TASK PROMPT >>
Records follow. Select each line holding "сайте".

○ ○ ○ ○

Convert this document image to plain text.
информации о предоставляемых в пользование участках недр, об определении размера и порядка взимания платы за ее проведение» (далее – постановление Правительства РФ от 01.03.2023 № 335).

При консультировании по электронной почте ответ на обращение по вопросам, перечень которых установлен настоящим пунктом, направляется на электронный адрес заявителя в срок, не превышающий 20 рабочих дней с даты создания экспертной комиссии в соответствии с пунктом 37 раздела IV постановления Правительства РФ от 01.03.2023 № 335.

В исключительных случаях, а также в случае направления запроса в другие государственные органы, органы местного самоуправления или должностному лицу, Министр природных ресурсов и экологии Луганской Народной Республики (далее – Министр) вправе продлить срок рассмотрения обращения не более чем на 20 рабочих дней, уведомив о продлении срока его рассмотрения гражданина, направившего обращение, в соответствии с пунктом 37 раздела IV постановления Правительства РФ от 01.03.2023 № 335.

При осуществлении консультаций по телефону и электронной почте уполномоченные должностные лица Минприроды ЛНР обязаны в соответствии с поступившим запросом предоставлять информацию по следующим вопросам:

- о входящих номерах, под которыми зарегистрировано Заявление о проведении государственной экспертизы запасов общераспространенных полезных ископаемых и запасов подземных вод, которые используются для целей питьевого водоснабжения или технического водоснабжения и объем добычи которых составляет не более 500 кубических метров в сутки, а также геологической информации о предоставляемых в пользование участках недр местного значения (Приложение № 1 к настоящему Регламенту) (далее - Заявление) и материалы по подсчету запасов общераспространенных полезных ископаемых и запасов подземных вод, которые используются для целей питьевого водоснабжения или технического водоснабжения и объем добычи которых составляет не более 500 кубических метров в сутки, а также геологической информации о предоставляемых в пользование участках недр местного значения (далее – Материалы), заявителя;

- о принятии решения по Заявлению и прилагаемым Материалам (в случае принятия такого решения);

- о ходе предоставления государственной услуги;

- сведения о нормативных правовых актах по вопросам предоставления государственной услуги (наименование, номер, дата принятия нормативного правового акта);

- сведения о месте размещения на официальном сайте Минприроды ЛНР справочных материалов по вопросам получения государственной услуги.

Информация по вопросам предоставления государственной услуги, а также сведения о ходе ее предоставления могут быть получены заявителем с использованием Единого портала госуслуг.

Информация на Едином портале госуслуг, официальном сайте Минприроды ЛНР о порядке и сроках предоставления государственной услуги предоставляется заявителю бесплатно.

○ ○ ○ ○

SOLUTION TO THE PROBLEM >>
- сведения о месте размещения на официальном сайте Минприроды ЛНР справочных материалов по вопросам получения государственной услуги.
Информация на Едином портале госуслуг, официальном сайте Минприроды ЛНР о порядке и сроках предоставления государственной услуги предоставляется заявителю бесплатно.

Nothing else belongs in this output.